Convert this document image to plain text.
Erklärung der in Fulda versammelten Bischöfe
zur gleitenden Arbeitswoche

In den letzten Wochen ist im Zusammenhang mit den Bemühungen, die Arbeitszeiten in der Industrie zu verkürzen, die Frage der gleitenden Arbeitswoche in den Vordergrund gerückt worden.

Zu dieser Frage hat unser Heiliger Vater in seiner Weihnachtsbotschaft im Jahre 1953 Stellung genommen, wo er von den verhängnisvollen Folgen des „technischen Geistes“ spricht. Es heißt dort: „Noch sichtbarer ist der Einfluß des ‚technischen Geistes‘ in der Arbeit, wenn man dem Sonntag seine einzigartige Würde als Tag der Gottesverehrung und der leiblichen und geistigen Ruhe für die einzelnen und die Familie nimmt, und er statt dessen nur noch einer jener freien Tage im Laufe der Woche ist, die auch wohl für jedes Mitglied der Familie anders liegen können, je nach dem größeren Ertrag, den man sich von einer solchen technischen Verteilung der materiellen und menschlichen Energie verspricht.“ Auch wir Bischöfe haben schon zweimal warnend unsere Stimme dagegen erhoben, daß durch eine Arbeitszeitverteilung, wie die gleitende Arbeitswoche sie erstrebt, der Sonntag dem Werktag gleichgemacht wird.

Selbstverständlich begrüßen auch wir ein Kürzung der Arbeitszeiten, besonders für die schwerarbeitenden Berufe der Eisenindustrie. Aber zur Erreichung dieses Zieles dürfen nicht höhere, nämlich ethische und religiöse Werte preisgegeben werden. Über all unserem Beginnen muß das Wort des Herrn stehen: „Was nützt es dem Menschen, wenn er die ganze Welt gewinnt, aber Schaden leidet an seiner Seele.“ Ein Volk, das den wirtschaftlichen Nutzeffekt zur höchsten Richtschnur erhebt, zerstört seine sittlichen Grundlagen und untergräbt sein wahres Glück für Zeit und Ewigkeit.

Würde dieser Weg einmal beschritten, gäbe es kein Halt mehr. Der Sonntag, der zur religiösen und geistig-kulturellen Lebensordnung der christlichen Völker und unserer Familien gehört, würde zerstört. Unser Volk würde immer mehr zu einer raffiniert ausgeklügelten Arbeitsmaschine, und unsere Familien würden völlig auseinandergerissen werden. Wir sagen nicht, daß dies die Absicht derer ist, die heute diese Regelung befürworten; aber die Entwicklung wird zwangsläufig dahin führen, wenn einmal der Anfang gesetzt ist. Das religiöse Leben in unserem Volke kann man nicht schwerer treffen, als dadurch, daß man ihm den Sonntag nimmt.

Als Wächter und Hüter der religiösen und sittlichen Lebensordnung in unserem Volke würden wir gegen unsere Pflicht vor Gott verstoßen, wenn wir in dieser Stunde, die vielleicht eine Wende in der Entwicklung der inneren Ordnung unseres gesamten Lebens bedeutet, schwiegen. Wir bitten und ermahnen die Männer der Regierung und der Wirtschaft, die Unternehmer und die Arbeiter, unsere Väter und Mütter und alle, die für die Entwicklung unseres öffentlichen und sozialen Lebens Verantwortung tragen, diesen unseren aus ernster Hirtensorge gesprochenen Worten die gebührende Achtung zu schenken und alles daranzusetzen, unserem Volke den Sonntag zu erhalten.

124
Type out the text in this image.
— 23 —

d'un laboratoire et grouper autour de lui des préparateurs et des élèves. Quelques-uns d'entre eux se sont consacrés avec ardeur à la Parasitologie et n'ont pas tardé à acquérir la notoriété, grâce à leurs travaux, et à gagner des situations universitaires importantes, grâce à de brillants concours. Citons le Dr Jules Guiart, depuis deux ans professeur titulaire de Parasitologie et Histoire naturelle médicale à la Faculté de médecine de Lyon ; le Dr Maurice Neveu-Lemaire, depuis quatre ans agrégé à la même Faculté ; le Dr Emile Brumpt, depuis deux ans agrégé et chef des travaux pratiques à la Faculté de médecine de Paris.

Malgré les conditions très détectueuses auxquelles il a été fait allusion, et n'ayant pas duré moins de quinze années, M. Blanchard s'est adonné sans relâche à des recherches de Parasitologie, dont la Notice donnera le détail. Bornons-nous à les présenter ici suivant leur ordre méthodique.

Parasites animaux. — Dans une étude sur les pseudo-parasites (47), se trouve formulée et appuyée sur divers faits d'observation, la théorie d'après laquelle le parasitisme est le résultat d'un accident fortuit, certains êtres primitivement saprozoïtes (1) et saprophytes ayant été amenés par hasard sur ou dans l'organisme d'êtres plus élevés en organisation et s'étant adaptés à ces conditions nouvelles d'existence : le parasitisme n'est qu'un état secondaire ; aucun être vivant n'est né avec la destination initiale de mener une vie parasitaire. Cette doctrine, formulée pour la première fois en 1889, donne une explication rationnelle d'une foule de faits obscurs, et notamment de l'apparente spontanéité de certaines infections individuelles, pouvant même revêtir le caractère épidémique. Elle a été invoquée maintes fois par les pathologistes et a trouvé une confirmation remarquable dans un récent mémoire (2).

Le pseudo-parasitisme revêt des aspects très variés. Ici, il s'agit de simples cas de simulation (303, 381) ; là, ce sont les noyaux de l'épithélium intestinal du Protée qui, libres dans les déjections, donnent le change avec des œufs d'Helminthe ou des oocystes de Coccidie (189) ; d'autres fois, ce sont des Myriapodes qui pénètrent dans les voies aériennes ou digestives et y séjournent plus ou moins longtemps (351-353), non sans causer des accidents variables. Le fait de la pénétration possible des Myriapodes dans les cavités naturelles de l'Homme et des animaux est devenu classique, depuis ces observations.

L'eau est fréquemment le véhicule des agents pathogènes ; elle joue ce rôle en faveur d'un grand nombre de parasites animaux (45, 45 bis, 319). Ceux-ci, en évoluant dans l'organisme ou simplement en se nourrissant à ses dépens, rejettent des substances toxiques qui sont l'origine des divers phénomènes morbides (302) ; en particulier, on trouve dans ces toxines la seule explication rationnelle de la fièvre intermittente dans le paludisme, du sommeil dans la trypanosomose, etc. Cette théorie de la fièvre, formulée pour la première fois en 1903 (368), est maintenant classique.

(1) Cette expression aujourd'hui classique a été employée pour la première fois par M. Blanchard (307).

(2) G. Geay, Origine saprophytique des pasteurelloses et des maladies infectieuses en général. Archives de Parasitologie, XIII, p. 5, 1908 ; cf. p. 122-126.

# # #

→ **WORK INSTRUCTIONS**: Word for word, copy out all the data given above.

→ **WRITTEN RESPONSE**:
Convert this document image to plain text.
Erklärung der in Fulda versammelten Bischöfe
zur gleitenden Arbeitswoche

In den letzten Wochen ist im Zusammenhang mit den Bemühungen, die Arbeitszeiten in der Industrie zu verkürzen, die Frage der gleitenden Arbeitswoche in den Vordergrund gerückt worden.

Zu dieser Frage hat unser Heiliger Vater in seiner Weihnachtsbotschaft im Jahre 1953 Stellung genommen, wo er von den verhängnisvollen Folgen des „technischen Geistes“ spricht. Es heißt dort: „Noch sichtbarer ist der Einfluß des ‚technischen Geistes‘ in der Arbeit, wenn man dem Sonntag seine einzigartige Würde als Tag der Gottesverehrung und der leiblichen und geistigen Ruhe für die einzelnen und die Familie nimmt, und er statt dessen nur noch einer jener freien Tage im Laufe der Woche ist, die auch wohl für jedes Mitglied der Familie anders liegen können, je nach dem größeren Ertrag, den man sich von einer solchen technischen Verteilung der materiellen und menschlichen Energie verspricht.“ Auch wir Bischöfe haben schon zweimal warnend unsere Stimme dagegen erhoben, daß durch eine Arbeitszeitverteilung, wie die gleitende Arbeitswoche sie erstrebt, der Sonntag dem Werktag gleichgemacht wird.

Selbstverständlich begrüßen auch wir ein Kürzung der Arbeitszeiten, besonders für die schwerarbeitenden Berufe der Eisenindustrie. Aber zur Erreichung dieses Zieles dürfen nicht höhere, nämlich ethische und religiöse Werte preisgegeben werden. Über all unserem Beginnen muß das Wort des Herrn stehen: „Was nützt es dem Menschen, wenn er die ganze Welt gewinnt, aber Schaden leidet an seiner Seele.“ Ein Volk, das den wirtschaftlichen Nutzeffekt zur höchsten Richtschnur erhebt, zerstört seine sittlichen Grundlagen und untergräbt sein wahres Glück für Zeit und Ewigkeit.

Würde dieser Weg einmal beschritten, gäbe es kein Halt mehr. Der Sonntag, der zur religiösen und geistig-kulturellen Lebensordnung der christlichen Völker und unserer Familien gehört, würde zerstört. Unser Volk würde immer mehr zu einer raffiniert ausgeklügelten Arbeitsmaschine, und unsere Familien würden völlig auseinandergerissen werden. Wir sagen nicht, daß dies die Absicht derer ist, die heute diese Regelung befürworten; aber die Entwicklung wird zwangsläufig dahin führen, wenn einmal der Anfang gesetzt ist. Das religiöse Leben in unserem Volke kann man nicht schwerer treffen, als dadurch, daß man ihm den Sonntag nimmt.

Als Wächter und Hüter der religiösen und sittlichen Lebensordnung in unserem Volke würden wir gegen unsere Pflicht vor Gott verstoßen, wenn wir in dieser Stunde, die vielleicht eine Wende in der Entwicklung der inneren Ordnung unseres gesamten Lebens bedeutet, schwiegen. Wir bitten und ermahnen die Männer der Regierung und der Wirtschaft, die Unternehmer und die Arbeiter, unsere Väter und Mütter und alle, die für die Entwicklung unseres öffentlichen und sozialen Lebens Verantwortung tragen, diesen unseren aus ernster Hirtensorge gesprochenen Worten die gebührende Achtung zu schenken und alles daranzusetzen, unserem Volke den Sonntag zu erhalten.

124
Type out the text in this image.
— 23 —

d'un laboratoire et grouper autour de lui des préparateurs et des élèves. Quelques-uns d'entre eux se sont consacrés avec ardeur à la Parasitologie et n'ont pas tardé à acquérir la notoriété, grâce à leurs travaux, et à gagner des situations universitaires importantes, grâce à de brillants concours. Citons le Dr Jules Guiart, depuis deux ans professeur titulaire de Parasitologie et Histoire naturelle médicale à la Faculté de médecine de Lyon ; le Dr Maurice Neveu-Lemaire, depuis quatre ans agrégé à la même Faculté ; le Dr Emile Brumpt, depuis deux ans agrégé et chef des travaux pratiques à la Faculté de médecine de Paris.

Malgré les conditions très détectueuses auxquelles il a été fait allusion, et n'ayant pas duré moins de quinze années, M. Blanchard s'est adonné sans relâche à des recherches de Parasitologie, dont la Notice donnera le détail. Bornons-nous à les présenter ici suivant leur ordre méthodique.

Parasites animaux. — Dans une étude sur les pseudo-parasites (47), se trouve formulée et appuyée sur divers faits d'observation, la théorie d'après laquelle le parasitisme est le résultat d'un accident fortuit, certains êtres primitivement saprozoïtes (1) et saprophytes ayant été amenés par hasard sur ou dans l'organisme d'êtres plus élevés en organisation et s'étant adaptés à ces conditions nouvelles d'existence : le parasitisme n'est qu'un état secondaire ; aucun être vivant n'est né avec la destination initiale de mener une vie parasitaire. Cette doctrine, formulée pour la première fois en 1889, donne une explication rationnelle d'une foule de faits obscurs, et notamment de l'apparente spontanéité de certaines infections individuelles, pouvant même revêtir le caractère épidémique. Elle a été invoquée maintes fois par les pathologistes et a trouvé une confirmation remarquable dans un récent mémoire (2).

Le pseudo-parasitisme revêt des aspects très variés. Ici, il s'agit de simples cas de simulation (303, 381) ; là, ce sont les noyaux de l'épithélium intestinal du Protée qui, libres dans les déjections, donnent le change avec des œufs d'Helminthe ou des oocystes de Coccidie (189) ; d'autres fois, ce sont des Myriapodes qui pénètrent dans les voies aériennes ou digestives et y séjournent plus ou moins longtemps (351-353), non sans causer des accidents variables. Le fait de la pénétration possible des Myriapodes dans les cavités naturelles de l'Homme et des animaux est devenu classique, depuis ces observations.

L'eau est fréquemment le véhicule des agents pathogènes ; elle joue ce rôle en faveur d'un grand nombre de parasites animaux (45, 45 bis, 319). Ceux-ci, en évoluant dans l'organisme ou simplement en se nourrissant à ses dépens, rejettent des substances toxiques qui sont l'origine des divers phénomènes morbides (302) ; en particulier, on trouve dans ces toxines la seule explication rationnelle de la fièvre intermittente dans le paludisme, du sommeil dans la trypanosomose, etc. Cette théorie de la fièvre, formulée pour la première fois en 1903 (368), est maintenant classique.

(1) Cette expression aujourd'hui classique a été employée pour la première fois par M. Blanchard (307).

(2) G. Geay, Origine saprophytique des pasteurelloses et des maladies infectieuses en général. Archives de Parasitologie, XIII, p. 5, 1908 ; cf. p. 122-126.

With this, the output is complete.